Instructions to follow
Locate the string "evento" in the listing below. Copy every line where it is found.

Excerpted records
********************
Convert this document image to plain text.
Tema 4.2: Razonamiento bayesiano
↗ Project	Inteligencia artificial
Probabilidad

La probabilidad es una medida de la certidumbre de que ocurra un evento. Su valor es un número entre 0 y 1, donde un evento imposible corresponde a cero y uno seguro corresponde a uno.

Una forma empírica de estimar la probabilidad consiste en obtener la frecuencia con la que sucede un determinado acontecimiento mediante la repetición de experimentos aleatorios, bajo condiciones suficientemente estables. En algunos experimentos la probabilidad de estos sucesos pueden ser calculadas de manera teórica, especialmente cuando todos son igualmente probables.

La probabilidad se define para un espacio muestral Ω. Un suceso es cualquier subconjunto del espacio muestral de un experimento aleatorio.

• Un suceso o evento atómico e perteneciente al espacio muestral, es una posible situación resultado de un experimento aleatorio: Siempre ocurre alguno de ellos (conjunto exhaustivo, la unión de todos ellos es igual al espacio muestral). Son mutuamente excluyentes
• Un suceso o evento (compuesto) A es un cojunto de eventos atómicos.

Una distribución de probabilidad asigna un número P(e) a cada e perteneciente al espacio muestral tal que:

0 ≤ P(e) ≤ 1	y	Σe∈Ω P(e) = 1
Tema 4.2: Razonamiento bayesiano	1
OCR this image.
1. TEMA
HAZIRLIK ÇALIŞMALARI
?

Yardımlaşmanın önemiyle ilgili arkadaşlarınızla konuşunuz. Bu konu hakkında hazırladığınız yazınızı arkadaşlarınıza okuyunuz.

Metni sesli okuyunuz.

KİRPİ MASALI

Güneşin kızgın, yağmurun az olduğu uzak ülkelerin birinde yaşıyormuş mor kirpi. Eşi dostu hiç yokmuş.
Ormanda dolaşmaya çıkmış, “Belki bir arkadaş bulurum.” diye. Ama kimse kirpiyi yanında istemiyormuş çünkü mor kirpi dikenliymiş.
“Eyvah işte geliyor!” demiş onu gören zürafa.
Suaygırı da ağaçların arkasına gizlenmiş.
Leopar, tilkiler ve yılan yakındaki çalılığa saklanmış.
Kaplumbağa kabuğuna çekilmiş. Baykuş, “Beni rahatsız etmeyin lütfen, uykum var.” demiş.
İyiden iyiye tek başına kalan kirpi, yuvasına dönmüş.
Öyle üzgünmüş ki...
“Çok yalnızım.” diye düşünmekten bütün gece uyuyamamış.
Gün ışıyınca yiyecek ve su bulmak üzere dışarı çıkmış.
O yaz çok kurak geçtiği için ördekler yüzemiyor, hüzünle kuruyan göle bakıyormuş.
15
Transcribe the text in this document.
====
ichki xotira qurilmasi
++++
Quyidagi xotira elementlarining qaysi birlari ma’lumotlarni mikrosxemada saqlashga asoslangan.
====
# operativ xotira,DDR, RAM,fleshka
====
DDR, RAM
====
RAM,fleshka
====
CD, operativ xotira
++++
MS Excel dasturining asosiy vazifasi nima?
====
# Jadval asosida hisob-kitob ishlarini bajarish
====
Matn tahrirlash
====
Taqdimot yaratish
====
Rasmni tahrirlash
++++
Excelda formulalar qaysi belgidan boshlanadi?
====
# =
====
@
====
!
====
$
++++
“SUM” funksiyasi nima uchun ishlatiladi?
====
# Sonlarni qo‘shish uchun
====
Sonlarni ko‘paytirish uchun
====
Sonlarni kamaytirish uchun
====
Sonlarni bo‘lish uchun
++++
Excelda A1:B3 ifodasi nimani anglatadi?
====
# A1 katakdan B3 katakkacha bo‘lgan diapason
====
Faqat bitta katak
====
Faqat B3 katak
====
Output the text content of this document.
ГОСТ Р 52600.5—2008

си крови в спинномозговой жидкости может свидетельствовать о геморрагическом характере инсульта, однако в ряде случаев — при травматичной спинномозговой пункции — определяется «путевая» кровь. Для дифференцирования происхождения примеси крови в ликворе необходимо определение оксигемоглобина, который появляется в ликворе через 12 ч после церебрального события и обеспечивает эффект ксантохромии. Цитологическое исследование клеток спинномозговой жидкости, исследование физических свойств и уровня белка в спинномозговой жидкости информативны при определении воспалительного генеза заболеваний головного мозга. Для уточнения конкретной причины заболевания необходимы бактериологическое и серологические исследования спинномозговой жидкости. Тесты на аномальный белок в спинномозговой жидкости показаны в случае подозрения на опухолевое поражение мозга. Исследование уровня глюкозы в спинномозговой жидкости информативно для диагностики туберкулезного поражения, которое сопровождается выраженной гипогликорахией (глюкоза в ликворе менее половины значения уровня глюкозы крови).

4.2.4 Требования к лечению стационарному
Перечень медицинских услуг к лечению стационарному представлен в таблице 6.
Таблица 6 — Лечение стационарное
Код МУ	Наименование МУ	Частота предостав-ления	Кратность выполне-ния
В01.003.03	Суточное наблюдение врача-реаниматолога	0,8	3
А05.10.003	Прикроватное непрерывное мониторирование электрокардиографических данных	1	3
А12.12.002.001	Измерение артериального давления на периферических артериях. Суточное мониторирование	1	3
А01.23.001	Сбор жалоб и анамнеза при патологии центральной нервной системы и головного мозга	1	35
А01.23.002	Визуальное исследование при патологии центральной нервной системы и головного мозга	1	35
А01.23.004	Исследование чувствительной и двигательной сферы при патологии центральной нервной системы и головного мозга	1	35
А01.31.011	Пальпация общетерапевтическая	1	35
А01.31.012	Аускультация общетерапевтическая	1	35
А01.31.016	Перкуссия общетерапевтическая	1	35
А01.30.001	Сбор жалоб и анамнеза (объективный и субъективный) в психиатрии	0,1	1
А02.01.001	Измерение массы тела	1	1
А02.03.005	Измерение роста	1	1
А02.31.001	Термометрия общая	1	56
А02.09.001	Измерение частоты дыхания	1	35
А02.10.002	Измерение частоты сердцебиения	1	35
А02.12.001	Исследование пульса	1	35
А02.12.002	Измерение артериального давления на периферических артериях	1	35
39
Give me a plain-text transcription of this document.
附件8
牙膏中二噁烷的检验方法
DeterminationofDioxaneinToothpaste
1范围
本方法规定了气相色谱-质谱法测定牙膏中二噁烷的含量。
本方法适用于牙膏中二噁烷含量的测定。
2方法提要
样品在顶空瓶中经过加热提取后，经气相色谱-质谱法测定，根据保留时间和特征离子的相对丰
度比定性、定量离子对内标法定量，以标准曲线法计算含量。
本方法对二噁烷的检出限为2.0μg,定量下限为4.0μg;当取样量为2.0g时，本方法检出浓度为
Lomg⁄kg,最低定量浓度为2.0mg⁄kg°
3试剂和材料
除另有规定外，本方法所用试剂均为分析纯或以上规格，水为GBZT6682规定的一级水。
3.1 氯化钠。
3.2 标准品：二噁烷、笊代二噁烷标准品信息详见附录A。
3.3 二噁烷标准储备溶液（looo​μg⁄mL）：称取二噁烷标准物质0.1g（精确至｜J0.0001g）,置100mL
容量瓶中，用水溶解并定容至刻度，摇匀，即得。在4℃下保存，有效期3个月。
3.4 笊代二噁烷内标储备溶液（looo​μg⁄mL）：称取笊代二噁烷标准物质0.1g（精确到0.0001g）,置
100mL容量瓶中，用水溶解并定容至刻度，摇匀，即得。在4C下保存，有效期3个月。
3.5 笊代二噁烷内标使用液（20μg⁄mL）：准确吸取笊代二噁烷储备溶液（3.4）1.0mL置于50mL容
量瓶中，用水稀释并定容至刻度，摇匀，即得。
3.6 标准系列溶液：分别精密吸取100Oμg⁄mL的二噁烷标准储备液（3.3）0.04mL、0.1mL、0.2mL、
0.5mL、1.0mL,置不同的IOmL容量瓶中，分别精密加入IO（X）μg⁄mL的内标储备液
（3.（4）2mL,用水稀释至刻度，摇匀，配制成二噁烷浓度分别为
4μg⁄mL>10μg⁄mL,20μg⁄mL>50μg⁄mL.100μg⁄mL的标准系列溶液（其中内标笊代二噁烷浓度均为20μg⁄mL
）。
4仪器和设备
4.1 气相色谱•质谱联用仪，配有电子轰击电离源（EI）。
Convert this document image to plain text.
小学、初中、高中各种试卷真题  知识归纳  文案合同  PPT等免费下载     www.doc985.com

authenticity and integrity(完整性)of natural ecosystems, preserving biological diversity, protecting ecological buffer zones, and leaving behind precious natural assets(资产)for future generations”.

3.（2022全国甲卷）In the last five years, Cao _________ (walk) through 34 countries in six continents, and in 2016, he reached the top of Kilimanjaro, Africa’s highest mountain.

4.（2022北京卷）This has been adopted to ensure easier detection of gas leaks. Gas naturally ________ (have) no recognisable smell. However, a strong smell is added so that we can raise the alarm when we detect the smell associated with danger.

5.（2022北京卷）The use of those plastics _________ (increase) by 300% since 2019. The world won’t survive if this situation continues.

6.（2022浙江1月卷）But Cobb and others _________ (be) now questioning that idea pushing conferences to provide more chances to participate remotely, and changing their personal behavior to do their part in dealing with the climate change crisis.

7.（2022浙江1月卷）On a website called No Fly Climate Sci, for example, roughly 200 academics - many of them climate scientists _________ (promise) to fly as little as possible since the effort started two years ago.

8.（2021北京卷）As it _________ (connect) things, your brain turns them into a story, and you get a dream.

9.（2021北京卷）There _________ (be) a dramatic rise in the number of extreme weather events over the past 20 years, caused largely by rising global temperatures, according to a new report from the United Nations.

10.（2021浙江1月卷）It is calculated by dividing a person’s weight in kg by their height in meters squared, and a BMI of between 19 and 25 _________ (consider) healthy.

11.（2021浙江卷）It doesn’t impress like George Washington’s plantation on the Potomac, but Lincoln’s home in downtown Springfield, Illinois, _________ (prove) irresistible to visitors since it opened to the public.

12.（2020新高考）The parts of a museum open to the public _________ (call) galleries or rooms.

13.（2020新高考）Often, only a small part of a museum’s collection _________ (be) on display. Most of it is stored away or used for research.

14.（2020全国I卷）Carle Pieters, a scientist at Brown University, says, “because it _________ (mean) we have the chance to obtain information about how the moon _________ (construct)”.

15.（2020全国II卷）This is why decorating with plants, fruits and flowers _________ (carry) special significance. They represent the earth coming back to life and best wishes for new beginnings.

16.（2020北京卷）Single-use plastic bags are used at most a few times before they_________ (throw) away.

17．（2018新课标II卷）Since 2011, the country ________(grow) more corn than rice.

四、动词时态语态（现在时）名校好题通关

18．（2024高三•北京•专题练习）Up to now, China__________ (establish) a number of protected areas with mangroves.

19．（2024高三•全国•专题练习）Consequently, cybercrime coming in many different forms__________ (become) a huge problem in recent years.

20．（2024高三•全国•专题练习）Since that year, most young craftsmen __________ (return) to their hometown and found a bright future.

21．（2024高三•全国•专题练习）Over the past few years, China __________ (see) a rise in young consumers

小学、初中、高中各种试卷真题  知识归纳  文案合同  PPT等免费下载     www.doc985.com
********************
Right answer
La probabilidad es una medida de la certidumbre de que ocurra un evento. Su valor es un número entre 0 y 1, donde un evento imposible corresponde a cero y uno seguro corresponde a uno.
• Un suceso o evento atómico e perteneciente al espacio muestral, es una posible situación resultado de un experimento aleatorio: Siempre ocurre alguno de ellos (conjunto exhaustivo, la unión de todos ellos es igual al espacio muestral). Son mutuamente excluyentes
• Un suceso o evento (compuesto) A es un cojunto de eventos atómicos.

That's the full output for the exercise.